# [TASK DETAILS]
Extract all records. Keep each one exact.

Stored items

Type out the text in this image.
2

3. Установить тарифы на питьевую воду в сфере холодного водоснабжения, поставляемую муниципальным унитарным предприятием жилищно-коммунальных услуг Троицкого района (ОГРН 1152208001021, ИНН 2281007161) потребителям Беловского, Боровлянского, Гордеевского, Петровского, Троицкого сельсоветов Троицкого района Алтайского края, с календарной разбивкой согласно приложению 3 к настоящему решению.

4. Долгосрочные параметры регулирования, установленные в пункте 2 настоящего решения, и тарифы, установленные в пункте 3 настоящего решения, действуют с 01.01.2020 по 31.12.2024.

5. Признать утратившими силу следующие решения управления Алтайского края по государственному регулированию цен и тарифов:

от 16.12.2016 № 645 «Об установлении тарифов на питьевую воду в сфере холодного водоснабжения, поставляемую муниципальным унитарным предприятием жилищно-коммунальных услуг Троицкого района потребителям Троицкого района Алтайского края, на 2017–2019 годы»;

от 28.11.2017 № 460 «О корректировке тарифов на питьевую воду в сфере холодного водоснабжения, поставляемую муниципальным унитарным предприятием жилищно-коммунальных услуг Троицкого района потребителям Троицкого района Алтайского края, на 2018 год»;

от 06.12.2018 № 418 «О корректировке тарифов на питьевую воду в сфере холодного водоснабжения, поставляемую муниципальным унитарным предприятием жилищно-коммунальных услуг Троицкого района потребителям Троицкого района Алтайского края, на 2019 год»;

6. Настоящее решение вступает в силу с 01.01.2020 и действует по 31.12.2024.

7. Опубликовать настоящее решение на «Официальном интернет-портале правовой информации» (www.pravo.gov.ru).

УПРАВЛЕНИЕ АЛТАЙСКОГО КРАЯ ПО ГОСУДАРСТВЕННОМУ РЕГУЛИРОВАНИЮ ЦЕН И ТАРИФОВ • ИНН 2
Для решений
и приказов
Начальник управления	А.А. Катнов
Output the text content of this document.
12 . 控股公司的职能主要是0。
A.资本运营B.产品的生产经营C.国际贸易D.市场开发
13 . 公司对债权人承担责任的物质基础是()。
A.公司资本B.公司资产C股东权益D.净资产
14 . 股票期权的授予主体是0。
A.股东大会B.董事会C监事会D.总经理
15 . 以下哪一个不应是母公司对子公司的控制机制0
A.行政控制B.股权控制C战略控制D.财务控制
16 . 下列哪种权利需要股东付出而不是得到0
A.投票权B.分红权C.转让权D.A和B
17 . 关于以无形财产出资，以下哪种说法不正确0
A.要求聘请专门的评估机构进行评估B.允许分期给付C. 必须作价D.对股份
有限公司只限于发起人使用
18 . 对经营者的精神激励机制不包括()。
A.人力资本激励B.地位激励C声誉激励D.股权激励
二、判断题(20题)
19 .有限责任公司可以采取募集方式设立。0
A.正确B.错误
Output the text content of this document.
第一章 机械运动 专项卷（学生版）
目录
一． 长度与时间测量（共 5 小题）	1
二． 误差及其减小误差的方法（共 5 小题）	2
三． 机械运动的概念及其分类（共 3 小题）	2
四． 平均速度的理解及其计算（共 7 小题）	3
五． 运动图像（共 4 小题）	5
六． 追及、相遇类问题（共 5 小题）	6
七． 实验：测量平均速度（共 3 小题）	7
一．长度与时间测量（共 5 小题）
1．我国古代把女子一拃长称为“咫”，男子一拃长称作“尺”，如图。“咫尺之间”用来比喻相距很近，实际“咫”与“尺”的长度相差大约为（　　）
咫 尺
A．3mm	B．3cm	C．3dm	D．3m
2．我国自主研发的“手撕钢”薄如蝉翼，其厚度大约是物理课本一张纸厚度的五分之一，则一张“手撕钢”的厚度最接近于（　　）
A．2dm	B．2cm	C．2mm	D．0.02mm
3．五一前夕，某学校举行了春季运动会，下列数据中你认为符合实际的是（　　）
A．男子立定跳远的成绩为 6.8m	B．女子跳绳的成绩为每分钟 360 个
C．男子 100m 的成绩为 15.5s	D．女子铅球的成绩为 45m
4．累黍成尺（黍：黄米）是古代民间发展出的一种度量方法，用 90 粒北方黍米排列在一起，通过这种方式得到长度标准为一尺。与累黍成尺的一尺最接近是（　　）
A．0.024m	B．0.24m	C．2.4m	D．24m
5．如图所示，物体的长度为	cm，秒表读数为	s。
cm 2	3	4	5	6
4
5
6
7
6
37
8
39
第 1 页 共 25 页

# [THE ANSWER]
Type out the text in this image.
2

3. Установить тарифы на питьевую воду в сфере холодного водоснабжения, поставляемую муниципальным унитарным предприятием жилищно-коммунальных услуг Троицкого района (ОГРН 1152208001021, ИНН 2281007161) потребителям Беловского, Боровлянского, Гордеевского, Петровского, Троицкого сельсоветов Троицкого района Алтайского края, с календарной разбивкой согласно приложению 3 к настоящему решению.

4. Долгосрочные параметры регулирования, установленные в пункте 2 настоящего решения, и тарифы, установленные в пункте 3 настоящего решения, действуют с 01.01.2020 по 31.12.2024.

5. Признать утратившими силу следующие решения управления Алтайского края по государственному регулированию цен и тарифов:

от 16.12.2016 № 645 «Об установлении тарифов на питьевую воду в сфере холодного водоснабжения, поставляемую муниципальным унитарным предприятием жилищно-коммунальных услуг Троицкого района потребителям Троицкого района Алтайского края, на 2017–2019 годы»;

от 28.11.2017 № 460 «О корректировке тарифов на питьевую воду в сфере холодного водоснабжения, поставляемую муниципальным унитарным предприятием жилищно-коммунальных услуг Троицкого района потребителям Троицкого района Алтайского края, на 2018 год»;

от 06.12.2018 № 418 «О корректировке тарифов на питьевую воду в сфере холодного водоснабжения, поставляемую муниципальным унитарным предприятием жилищно-коммунальных услуг Троицкого района потребителям Троицкого района Алтайского края, на 2019 год»;

6. Настоящее решение вступает в силу с 01.01.2020 и действует по 31.12.2024.

7. Опубликовать настоящее решение на «Официальном интернет-портале правовой информации» (www.pravo.gov.ru).

УПРАВЛЕНИЕ АЛТАЙСКОГО КРАЯ ПО ГОСУДАРСТВЕННОМУ РЕГУЛИРОВАНИЮ ЦЕН И ТАРИФОВ • ИНН 2
Для решений
и приказов
Начальник управления	А.А. Катнов
Output the text content of this document.
12 . 控股公司的职能主要是0。
A.资本运营B.产品的生产经营C.国际贸易D.市场开发
13 . 公司对债权人承担责任的物质基础是()。
A.公司资本B.公司资产C股东权益D.净资产
14 . 股票期权的授予主体是0。
A.股东大会B.董事会C监事会D.总经理
15 . 以下哪一个不应是母公司对子公司的控制机制0
A.行政控制B.股权控制C战略控制D.财务控制
16 . 下列哪种权利需要股东付出而不是得到0
A.投票权B.分红权C.转让权D.A和B
17 . 关于以无形财产出资，以下哪种说法不正确0
A.要求聘请专门的评估机构进行评估B.允许分期给付C. 必须作价D.对股份
有限公司只限于发起人使用
18 . 对经营者的精神激励机制不包括()。
A.人力资本激励B.地位激励C声誉激励D.股权激励
二、判断题(20题)
19 .有限责任公司可以采取募集方式设立。0
A.正确B.错误
Output the text content of this document.
第一章 机械运动 专项卷（学生版）
目录
一． 长度与时间测量（共 5 小题）	1
二． 误差及其减小误差的方法（共 5 小题）	2
三． 机械运动的概念及其分类（共 3 小题）	2
四． 平均速度的理解及其计算（共 7 小题）	3
五． 运动图像（共 4 小题）	5
六． 追及、相遇类问题（共 5 小题）	6
七． 实验：测量平均速度（共 3 小题）	7
一．长度与时间测量（共 5 小题）
1．我国古代把女子一拃长称为“咫”，男子一拃长称作“尺”，如图。“咫尺之间”用来比喻相距很近，实际“咫”与“尺”的长度相差大约为（　　）
咫 尺
A．3mm	B．3cm	C．3dm	D．3m
2．我国自主研发的“手撕钢”薄如蝉翼，其厚度大约是物理课本一张纸厚度的五分之一，则一张“手撕钢”的厚度最接近于（　　）
A．2dm	B．2cm	C．2mm	D．0.02mm
3．五一前夕，某学校举行了春季运动会，下列数据中你认为符合实际的是（　　）
A．男子立定跳远的成绩为 6.8m	B．女子跳绳的成绩为每分钟 360 个
C．男子 100m 的成绩为 15.5s	D．女子铅球的成绩为 45m
4．累黍成尺（黍：黄米）是古代民间发展出的一种度量方法，用 90 粒北方黍米排列在一起，通过这种方式得到长度标准为一尺。与累黍成尺的一尺最接近是（　　）
A．0.024m	B．0.24m	C．2.4m	D．24m
5．如图所示，物体的长度为	cm，秒表读数为	s。
cm 2	3	4	5	6
4
5
6
7
6
37
8
39
第 1 页 共 25 页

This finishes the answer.